» **DO THIS**
Print the entire listing below word for word, leaving out the pictures.

┄┄┄┄┄┄┄┄┄┄┄┄┄┄┄┄┄┄┄┄

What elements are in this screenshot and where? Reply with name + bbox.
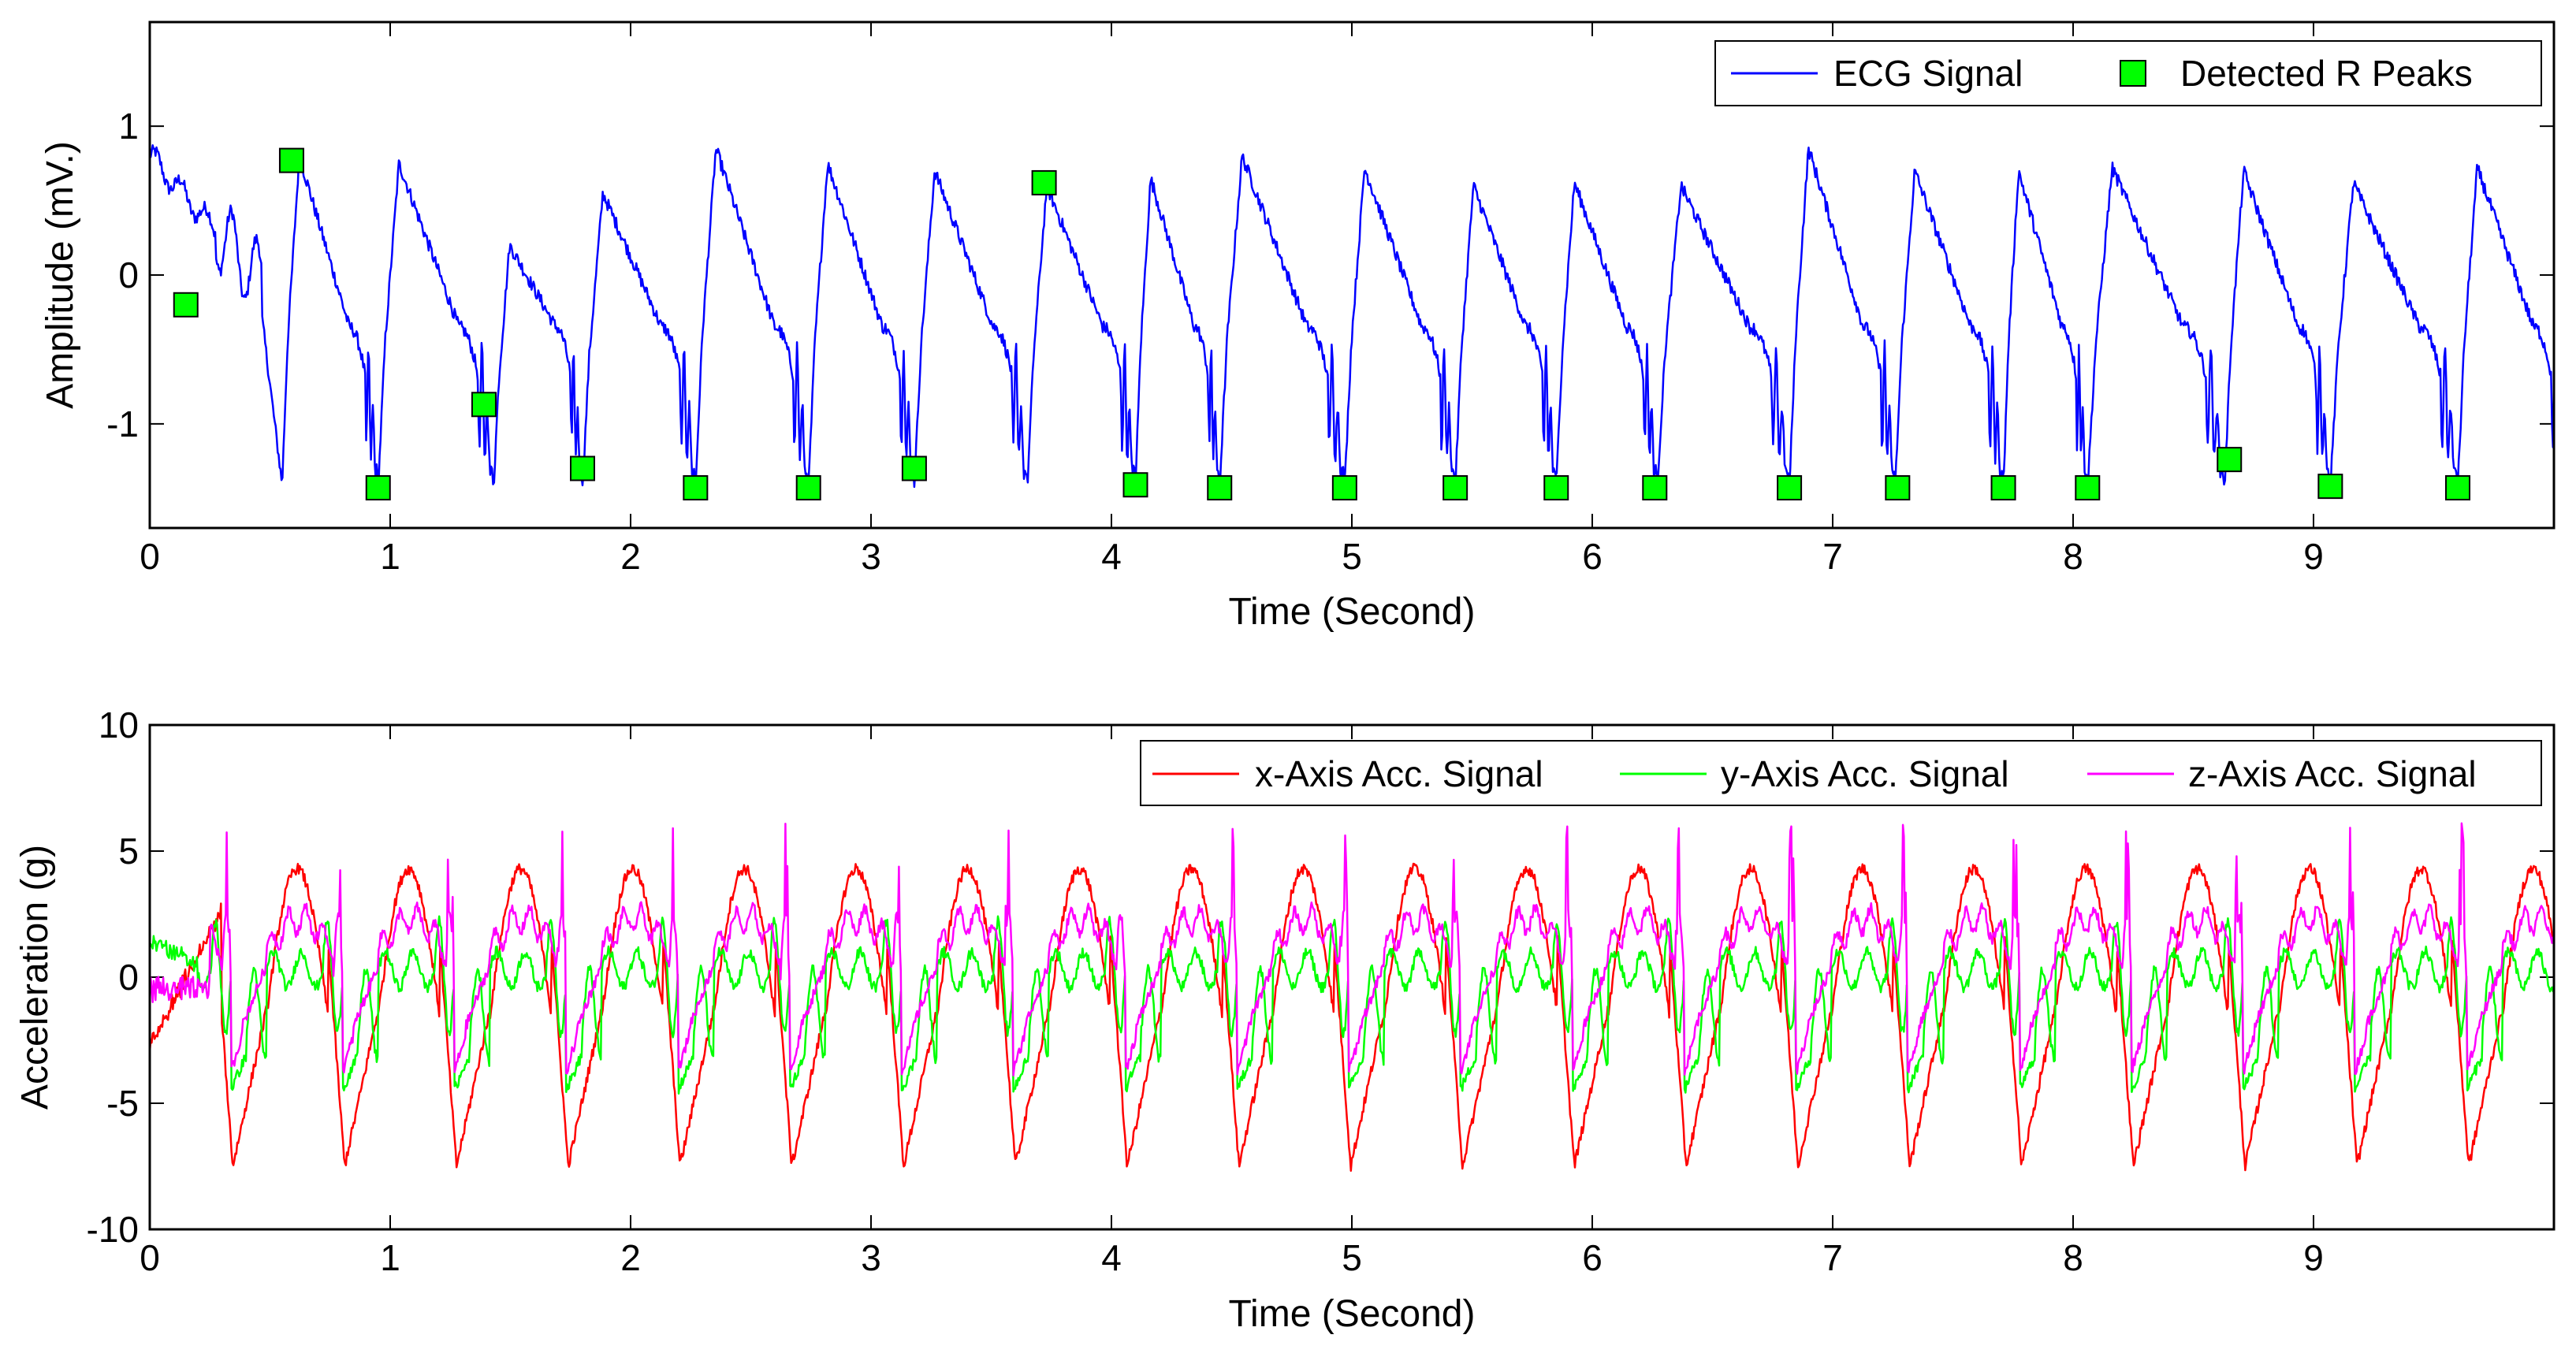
acc-legend-label-z: z-Axis Acc. Signal (2188, 753, 2477, 794)
r-peak-marker (471, 392, 497, 418)
acc-y-tick-label: -10 (87, 1209, 139, 1250)
ecg-series-layer (150, 144, 2554, 501)
r-peak-marker (173, 292, 199, 318)
r-peak-marker (1642, 475, 1668, 501)
acc-x-tick-label: 7 (1822, 1237, 1843, 1278)
r-peak-marker (2445, 475, 2470, 501)
ecg-legend-label-ecg-signal: ECG Signal (1833, 53, 2023, 94)
acc-ticks: 0 1 2 3 4 5 6 7 8 9 -10 -5 0 5 10 (87, 705, 2554, 1278)
acc-series-layer (150, 822, 2554, 1172)
acc-x-tick-label: 4 (1101, 1237, 1122, 1278)
acc-x-tick-label: 9 (2303, 1237, 2324, 1278)
acc-y-tick-label: -5 (106, 1083, 139, 1124)
acceleration-panel: 0 1 2 3 4 5 6 7 8 9 -10 -5 0 5 10 Time (Second) Accele… (14, 705, 2556, 1335)
ecg-y-tick-label: 1 (118, 106, 139, 147)
acc-x-axis-label: Time (Second) (1229, 1293, 1476, 1335)
ecg-axes-box (148, 20, 2556, 530)
ecg-y-axis-label: Amplitude (mV.) (39, 141, 81, 409)
ecg-ticks: 0 1 2 3 4 5 6 7 8 9 -1 0 1 (106, 22, 2554, 577)
ecg-x-tick-label: 9 (2303, 536, 2324, 577)
acc-x-tick-label: 8 (2063, 1237, 2083, 1278)
ecg-legend: ECG Signal Detected R Peaks (1714, 40, 2542, 106)
ecg-x-axis-label: Time (Second) (1229, 591, 1476, 633)
r-peak-marker (1777, 475, 1803, 501)
r-peak-marker (1885, 475, 1911, 501)
r-peak-marker (2075, 475, 2101, 501)
ecg-x-tick-label: 2 (620, 536, 641, 577)
r-peak-marker (2317, 474, 2343, 500)
acc-z-signal-line (150, 822, 2554, 1076)
ecg-x-tick-label: 5 (1342, 536, 1362, 577)
ecg-x-tick-label: 3 (861, 536, 881, 577)
ecg-y-tick-label: -1 (106, 403, 139, 444)
acc-legend-label-x: x-Axis Acc. Signal (1255, 753, 1543, 794)
acc-legend-box (1140, 740, 2542, 806)
ecg-x-tick-label: 8 (2063, 536, 2083, 577)
acc-axes-box (148, 723, 2556, 1231)
r-peak-marker (795, 475, 821, 501)
acc-x-tick-label: 0 (140, 1237, 160, 1278)
acc-x-tick-label: 2 (620, 1237, 641, 1278)
r-peak-marker (1990, 475, 2016, 501)
acc-y-tick-label: 5 (118, 831, 139, 872)
acc-x-tick-label: 3 (861, 1237, 881, 1278)
r-peak-marker (278, 147, 304, 173)
acc-legend-label-y: y-Axis Acc. Signal (1721, 753, 2009, 794)
r-peak-marker (1031, 169, 1057, 195)
ecg-x-tick-label: 7 (1822, 536, 1843, 577)
ecg-y-tick-label: 0 (118, 255, 139, 296)
ecg-x-tick-label: 1 (380, 536, 400, 577)
ecg-legend-label-r-peaks: Detected R Peaks (2180, 53, 2473, 94)
r-peak-marker (1543, 475, 1569, 501)
r-peak-marker (901, 455, 927, 481)
r-peak-marker (365, 475, 391, 501)
acc-x-tick-label: 1 (380, 1237, 400, 1278)
acc-x-signal-line (150, 862, 2554, 1172)
ecg-signal-line (150, 144, 2554, 489)
acc-x-tick-label: 6 (1582, 1237, 1603, 1278)
r-peak-marker (1442, 475, 1469, 501)
ecg-legend-marker-swatch (2120, 60, 2146, 87)
acc-y-axis-label: Acceleration (g) (14, 845, 56, 1110)
r-peak-marker (1122, 472, 1148, 498)
r-peak-marker (1207, 475, 1233, 501)
ecg-panel: 0 1 2 3 4 5 6 7 8 9 -1 0 1 Time (Second) Amplitude (… (39, 20, 2556, 633)
r-peak-marker (570, 455, 595, 481)
acc-y-tick-label: 0 (118, 957, 139, 998)
acc-y-tick-label: 10 (99, 705, 139, 745)
r-peak-marker (2217, 447, 2243, 473)
ecg-x-tick-label: 6 (1582, 536, 1603, 577)
r-peak-marker (1331, 475, 1357, 501)
r-peak-marker (683, 475, 709, 501)
acc-y-signal-line (150, 915, 2554, 1095)
acc-legend: x-Axis Acc. Signal y-Axis Acc. Signal z-… (1140, 740, 2542, 806)
acc-x-tick-label: 5 (1342, 1237, 1362, 1278)
ecg-x-tick-label: 4 (1101, 536, 1122, 577)
ecg-x-tick-label: 0 (140, 536, 160, 577)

┄┄┄┄┄┄┄┄┄┄┄┄┄┄┄┄┄┄┄┄

» **SOLUTION FOR THIS PROBLEM**
What elements are in this screenshot and where? Reply with name + bbox.
acc-legend-label-z: z-Axis Acc. Signal (2188, 753, 2477, 794)
r-peak-marker (471, 392, 497, 418)
acc-y-tick-label: -10 (87, 1209, 139, 1250)
ecg-series-layer (150, 144, 2554, 501)
r-peak-marker (173, 292, 199, 318)
r-peak-marker (1642, 475, 1668, 501)
acc-x-tick-label: 7 (1822, 1237, 1843, 1278)
r-peak-marker (2445, 475, 2470, 501)
ecg-legend-label-ecg-signal: ECG Signal (1833, 53, 2023, 94)
acc-ticks: 0 1 2 3 4 5 6 7 8 9 -10 -5 0 5 10 (87, 705, 2554, 1278)
acc-series-layer (150, 822, 2554, 1172)
acc-x-tick-label: 4 (1101, 1237, 1122, 1278)
acc-x-tick-label: 9 (2303, 1237, 2324, 1278)
acc-y-tick-label: -5 (106, 1083, 139, 1124)
acceleration-panel: 0 1 2 3 4 5 6 7 8 9 -10 -5 0 5 10 Time (Second) Accele… (14, 705, 2556, 1335)
ecg-y-tick-label: 1 (118, 106, 139, 147)
acc-x-axis-label: Time (Second) (1229, 1293, 1476, 1335)
ecg-axes-box (148, 20, 2556, 530)
ecg-y-axis-label: Amplitude (mV.) (39, 141, 81, 409)
ecg-ticks: 0 1 2 3 4 5 6 7 8 9 -1 0 1 (106, 22, 2554, 577)
ecg-x-tick-label: 9 (2303, 536, 2324, 577)
acc-x-tick-label: 8 (2063, 1237, 2083, 1278)
ecg-legend: ECG Signal Detected R Peaks (1714, 40, 2542, 106)
ecg-x-axis-label: Time (Second) (1229, 591, 1476, 633)
r-peak-marker (1777, 475, 1803, 501)
r-peak-marker (1885, 475, 1911, 501)
r-peak-marker (2075, 475, 2101, 501)
ecg-x-tick-label: 2 (620, 536, 641, 577)
r-peak-marker (2317, 474, 2343, 500)
acc-z-signal-line (150, 822, 2554, 1076)
ecg-x-tick-label: 5 (1342, 536, 1362, 577)
ecg-x-tick-label: 3 (861, 536, 881, 577)
ecg-y-tick-label: -1 (106, 403, 139, 444)
acc-legend-label-x: x-Axis Acc. Signal (1255, 753, 1543, 794)
acc-legend-box (1140, 740, 2542, 806)
ecg-x-tick-label: 8 (2063, 536, 2083, 577)
acc-axes-box (148, 723, 2556, 1231)
r-peak-marker (795, 475, 821, 501)
acc-x-tick-label: 0 (140, 1237, 160, 1278)
acc-x-tick-label: 2 (620, 1237, 641, 1278)
r-peak-marker (1990, 475, 2016, 501)
acc-y-tick-label: 5 (118, 831, 139, 872)
acc-x-tick-label: 3 (861, 1237, 881, 1278)
r-peak-marker (278, 147, 304, 173)
acc-legend-label-y: y-Axis Acc. Signal (1721, 753, 2009, 794)
r-peak-marker (1031, 169, 1057, 195)
ecg-x-tick-label: 7 (1822, 536, 1843, 577)
ecg-y-tick-label: 0 (118, 255, 139, 296)
ecg-x-tick-label: 1 (380, 536, 400, 577)
ecg-legend-label-r-peaks: Detected R Peaks (2180, 53, 2473, 94)
r-peak-marker (1543, 475, 1569, 501)
r-peak-marker (901, 455, 927, 481)
r-peak-marker (365, 475, 391, 501)
acc-x-tick-label: 1 (380, 1237, 400, 1278)
acc-x-signal-line (150, 862, 2554, 1172)
ecg-signal-line (150, 144, 2554, 489)
acc-x-tick-label: 6 (1582, 1237, 1603, 1278)
r-peak-marker (1442, 475, 1469, 501)
ecg-legend-marker-swatch (2120, 60, 2146, 87)
acc-y-axis-label: Acceleration (g) (14, 845, 56, 1110)
r-peak-marker (1122, 472, 1148, 498)
r-peak-marker (1207, 475, 1233, 501)
ecg-panel: 0 1 2 3 4 5 6 7 8 9 -1 0 1 Time (Second) Amplitude (… (39, 20, 2556, 633)
r-peak-marker (570, 455, 595, 481)
acc-y-tick-label: 0 (118, 957, 139, 998)
acc-y-tick-label: 10 (99, 705, 139, 745)
r-peak-marker (2217, 447, 2243, 473)
ecg-x-tick-label: 6 (1582, 536, 1603, 577)
r-peak-marker (1331, 475, 1357, 501)
r-peak-marker (683, 475, 709, 501)
acc-y-signal-line (150, 915, 2554, 1095)
acc-legend: x-Axis Acc. Signal y-Axis Acc. Signal z-… (1140, 740, 2542, 806)
acc-x-tick-label: 5 (1342, 1237, 1362, 1278)
ecg-x-tick-label: 4 (1101, 536, 1122, 577)
ecg-x-tick-label: 0 (140, 536, 160, 577)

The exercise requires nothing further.